Stored entries:

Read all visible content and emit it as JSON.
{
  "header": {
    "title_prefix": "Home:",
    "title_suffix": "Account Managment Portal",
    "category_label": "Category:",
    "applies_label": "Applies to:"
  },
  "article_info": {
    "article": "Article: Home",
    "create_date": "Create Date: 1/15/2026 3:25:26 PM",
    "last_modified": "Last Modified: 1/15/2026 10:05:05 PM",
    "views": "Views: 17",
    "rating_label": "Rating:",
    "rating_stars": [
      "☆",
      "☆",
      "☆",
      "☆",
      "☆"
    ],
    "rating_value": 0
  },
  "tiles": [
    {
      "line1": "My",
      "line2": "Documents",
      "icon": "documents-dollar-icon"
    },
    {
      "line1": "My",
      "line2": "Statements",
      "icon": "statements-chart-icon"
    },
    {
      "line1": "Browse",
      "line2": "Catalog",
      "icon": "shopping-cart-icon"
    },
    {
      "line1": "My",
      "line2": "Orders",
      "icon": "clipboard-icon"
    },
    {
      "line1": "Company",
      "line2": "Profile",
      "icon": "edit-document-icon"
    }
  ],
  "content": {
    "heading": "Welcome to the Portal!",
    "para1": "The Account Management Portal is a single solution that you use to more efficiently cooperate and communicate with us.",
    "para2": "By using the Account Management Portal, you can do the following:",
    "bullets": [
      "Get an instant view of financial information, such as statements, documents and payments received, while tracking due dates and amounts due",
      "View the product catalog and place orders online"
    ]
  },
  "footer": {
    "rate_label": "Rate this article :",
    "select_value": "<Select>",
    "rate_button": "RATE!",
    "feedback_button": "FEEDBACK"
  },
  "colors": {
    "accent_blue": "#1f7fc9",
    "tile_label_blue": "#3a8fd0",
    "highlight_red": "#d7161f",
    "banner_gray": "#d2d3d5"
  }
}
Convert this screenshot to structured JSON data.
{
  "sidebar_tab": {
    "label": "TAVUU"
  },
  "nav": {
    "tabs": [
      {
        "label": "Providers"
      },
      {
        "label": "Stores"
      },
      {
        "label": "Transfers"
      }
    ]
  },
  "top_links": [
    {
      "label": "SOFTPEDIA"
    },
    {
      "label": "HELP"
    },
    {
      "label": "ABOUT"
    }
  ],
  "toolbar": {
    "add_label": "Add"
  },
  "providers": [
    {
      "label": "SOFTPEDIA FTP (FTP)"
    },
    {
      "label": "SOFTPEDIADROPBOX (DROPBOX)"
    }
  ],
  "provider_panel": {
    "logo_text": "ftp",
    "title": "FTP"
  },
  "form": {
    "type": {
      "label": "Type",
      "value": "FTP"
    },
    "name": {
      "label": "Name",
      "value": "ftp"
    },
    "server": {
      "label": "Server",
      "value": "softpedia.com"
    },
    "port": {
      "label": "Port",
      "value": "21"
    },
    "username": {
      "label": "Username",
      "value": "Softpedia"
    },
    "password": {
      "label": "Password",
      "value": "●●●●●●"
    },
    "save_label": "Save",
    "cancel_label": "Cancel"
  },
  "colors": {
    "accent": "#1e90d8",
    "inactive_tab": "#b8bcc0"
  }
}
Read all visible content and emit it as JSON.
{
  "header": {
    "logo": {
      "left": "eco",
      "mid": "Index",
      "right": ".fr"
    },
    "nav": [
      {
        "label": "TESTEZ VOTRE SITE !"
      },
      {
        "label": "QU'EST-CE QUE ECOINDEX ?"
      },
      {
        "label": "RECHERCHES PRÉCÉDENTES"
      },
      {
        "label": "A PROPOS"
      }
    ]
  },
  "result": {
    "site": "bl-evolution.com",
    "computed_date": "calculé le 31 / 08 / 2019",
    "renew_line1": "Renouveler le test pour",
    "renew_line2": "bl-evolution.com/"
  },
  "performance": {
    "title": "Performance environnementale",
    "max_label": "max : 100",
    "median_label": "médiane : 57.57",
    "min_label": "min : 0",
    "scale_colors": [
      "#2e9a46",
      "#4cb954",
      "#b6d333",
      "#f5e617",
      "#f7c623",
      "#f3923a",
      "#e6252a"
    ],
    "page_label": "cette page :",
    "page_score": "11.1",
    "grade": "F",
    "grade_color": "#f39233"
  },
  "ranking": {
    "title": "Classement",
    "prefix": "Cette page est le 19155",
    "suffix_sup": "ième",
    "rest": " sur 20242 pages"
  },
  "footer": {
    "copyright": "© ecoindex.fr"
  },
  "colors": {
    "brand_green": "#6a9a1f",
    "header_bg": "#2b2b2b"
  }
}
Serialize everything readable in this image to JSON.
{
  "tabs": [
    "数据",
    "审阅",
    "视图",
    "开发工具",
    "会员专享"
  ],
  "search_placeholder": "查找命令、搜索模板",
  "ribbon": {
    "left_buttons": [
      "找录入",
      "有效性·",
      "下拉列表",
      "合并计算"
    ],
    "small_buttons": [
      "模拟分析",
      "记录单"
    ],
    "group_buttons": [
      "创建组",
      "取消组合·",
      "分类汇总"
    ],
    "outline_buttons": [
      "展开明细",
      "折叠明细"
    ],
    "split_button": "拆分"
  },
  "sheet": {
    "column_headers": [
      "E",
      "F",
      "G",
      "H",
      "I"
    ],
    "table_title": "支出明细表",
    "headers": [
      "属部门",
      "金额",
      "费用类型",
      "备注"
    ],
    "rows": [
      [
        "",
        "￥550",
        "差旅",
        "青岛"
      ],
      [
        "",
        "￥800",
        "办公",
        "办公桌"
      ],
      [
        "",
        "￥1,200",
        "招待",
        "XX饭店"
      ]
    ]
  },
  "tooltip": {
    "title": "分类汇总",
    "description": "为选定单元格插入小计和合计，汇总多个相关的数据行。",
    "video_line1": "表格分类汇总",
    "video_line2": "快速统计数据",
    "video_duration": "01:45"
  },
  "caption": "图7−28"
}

Written exercise:
Output the data above exactly, please, line for line.

The answer:
Read all visible content and emit it as JSON.
{
  "header": {
    "title_prefix": "Home:",
    "title_suffix": "Account Managment Portal",
    "category_label": "Category:",
    "applies_label": "Applies to:"
  },
  "article_info": {
    "article": "Article: Home",
    "create_date": "Create Date: 1/15/2026 3:25:26 PM",
    "last_modified": "Last Modified: 1/15/2026 10:05:05 PM",
    "views": "Views: 17",
    "rating_label": "Rating:",
    "rating_stars": [
      "☆",
      "☆",
      "☆",
      "☆",
      "☆"
    ],
    "rating_value": 0
  },
  "tiles": [
    {
      "line1": "My",
      "line2": "Documents",
      "icon": "documents-dollar-icon"
    },
    {
      "line1": "My",
      "line2": "Statements",
      "icon": "statements-chart-icon"
    },
    {
      "line1": "Browse",
      "line2": "Catalog",
      "icon": "shopping-cart-icon"
    },
    {
      "line1": "My",
      "line2": "Orders",
      "icon": "clipboard-icon"
    },
    {
      "line1": "Company",
      "line2": "Profile",
      "icon": "edit-document-icon"
    }
  ],
  "content": {
    "heading": "Welcome to the Portal!",
    "para1": "The Account Management Portal is a single solution that you use to more efficiently cooperate and communicate with us.",
    "para2": "By using the Account Management Portal, you can do the following:",
    "bullets": [
      "Get an instant view of financial information, such as statements, documents and payments received, while tracking due dates and amounts due",
      "View the product catalog and place orders online"
    ]
  },
  "footer": {
    "rate_label": "Rate this article :",
    "select_value": "<Select>",
    "rate_button": "RATE!",
    "feedback_button": "FEEDBACK"
  },
  "colors": {
    "accent_blue": "#1f7fc9",
    "tile_label_blue": "#3a8fd0",
    "highlight_red": "#d7161f",
    "banner_gray": "#d2d3d5"
  }
}
Convert this screenshot to structured JSON data.
{
  "sidebar_tab": {
    "label": "TAVUU"
  },
  "nav": {
    "tabs": [
      {
        "label": "Providers"
      },
      {
        "label": "Stores"
      },
      {
        "label": "Transfers"
      }
    ]
  },
  "top_links": [
    {
      "label": "SOFTPEDIA"
    },
    {
      "label": "HELP"
    },
    {
      "label": "ABOUT"
    }
  ],
  "toolbar": {
    "add_label": "Add"
  },
  "providers": [
    {
      "label": "SOFTPEDIA FTP (FTP)"
    },
    {
      "label": "SOFTPEDIADROPBOX (DROPBOX)"
    }
  ],
  "provider_panel": {
    "logo_text": "ftp",
    "title": "FTP"
  },
  "form": {
    "type": {
      "label": "Type",
      "value": "FTP"
    },
    "name": {
      "label": "Name",
      "value": "ftp"
    },
    "server": {
      "label": "Server",
      "value": "softpedia.com"
    },
    "port": {
      "label": "Port",
      "value": "21"
    },
    "username": {
      "label": "Username",
      "value": "Softpedia"
    },
    "password": {
      "label": "Password",
      "value": "●●●●●●"
    },
    "save_label": "Save",
    "cancel_label": "Cancel"
  },
  "colors": {
    "accent": "#1e90d8",
    "inactive_tab": "#b8bcc0"
  }
}
Read all visible content and emit it as JSON.
{
  "header": {
    "logo": {
      "left": "eco",
      "mid": "Index",
      "right": ".fr"
    },
    "nav": [
      {
        "label": "TESTEZ VOTRE SITE !"
      },
      {
        "label": "QU'EST-CE QUE ECOINDEX ?"
      },
      {
        "label": "RECHERCHES PRÉCÉDENTES"
      },
      {
        "label": "A PROPOS"
      }
    ]
  },
  "result": {
    "site": "bl-evolution.com",
    "computed_date": "calculé le 31 / 08 / 2019",
    "renew_line1": "Renouveler le test pour",
    "renew_line2": "bl-evolution.com/"
  },
  "performance": {
    "title": "Performance environnementale",
    "max_label": "max : 100",
    "median_label": "médiane : 57.57",
    "min_label": "min : 0",
    "scale_colors": [
      "#2e9a46",
      "#4cb954",
      "#b6d333",
      "#f5e617",
      "#f7c623",
      "#f3923a",
      "#e6252a"
    ],
    "page_label": "cette page :",
    "page_score": "11.1",
    "grade": "F",
    "grade_color": "#f39233"
  },
  "ranking": {
    "title": "Classement",
    "prefix": "Cette page est le 19155",
    "suffix_sup": "ième",
    "rest": " sur 20242 pages"
  },
  "footer": {
    "copyright": "© ecoindex.fr"
  },
  "colors": {
    "brand_green": "#6a9a1f",
    "header_bg": "#2b2b2b"
  }
}
Serialize everything readable in this image to JSON.
{
  "tabs": [
    "数据",
    "审阅",
    "视图",
    "开发工具",
    "会员专享"
  ],
  "search_placeholder": "查找命令、搜索模板",
  "ribbon": {
    "left_buttons": [
      "找录入",
      "有效性·",
      "下拉列表",
      "合并计算"
    ],
    "small_buttons": [
      "模拟分析",
      "记录单"
    ],
    "group_buttons": [
      "创建组",
      "取消组合·",
      "分类汇总"
    ],
    "outline_buttons": [
      "展开明细",
      "折叠明细"
    ],
    "split_button": "拆分"
  },
  "sheet": {
    "column_headers": [
      "E",
      "F",
      "G",
      "H",
      "I"
    ],
    "table_title": "支出明细表",
    "headers": [
      "属部门",
      "金额",
      "费用类型",
      "备注"
    ],
    "rows": [
      [
        "",
        "￥550",
        "差旅",
        "青岛"
      ],
      [
        "",
        "￥800",
        "办公",
        "办公桌"
      ],
      [
        "",
        "￥1,200",
        "招待",
        "XX饭店"
      ]
    ]
  },
  "tooltip": {
    "title": "分类汇总",
    "description": "为选定单元格插入小计和合计，汇总多个相关的数据行。",
    "video_line1": "表格分类汇总",
    "video_line2": "快速统计数据",
    "video_duration": "01:45"
  },
  "caption": "图7−28"
}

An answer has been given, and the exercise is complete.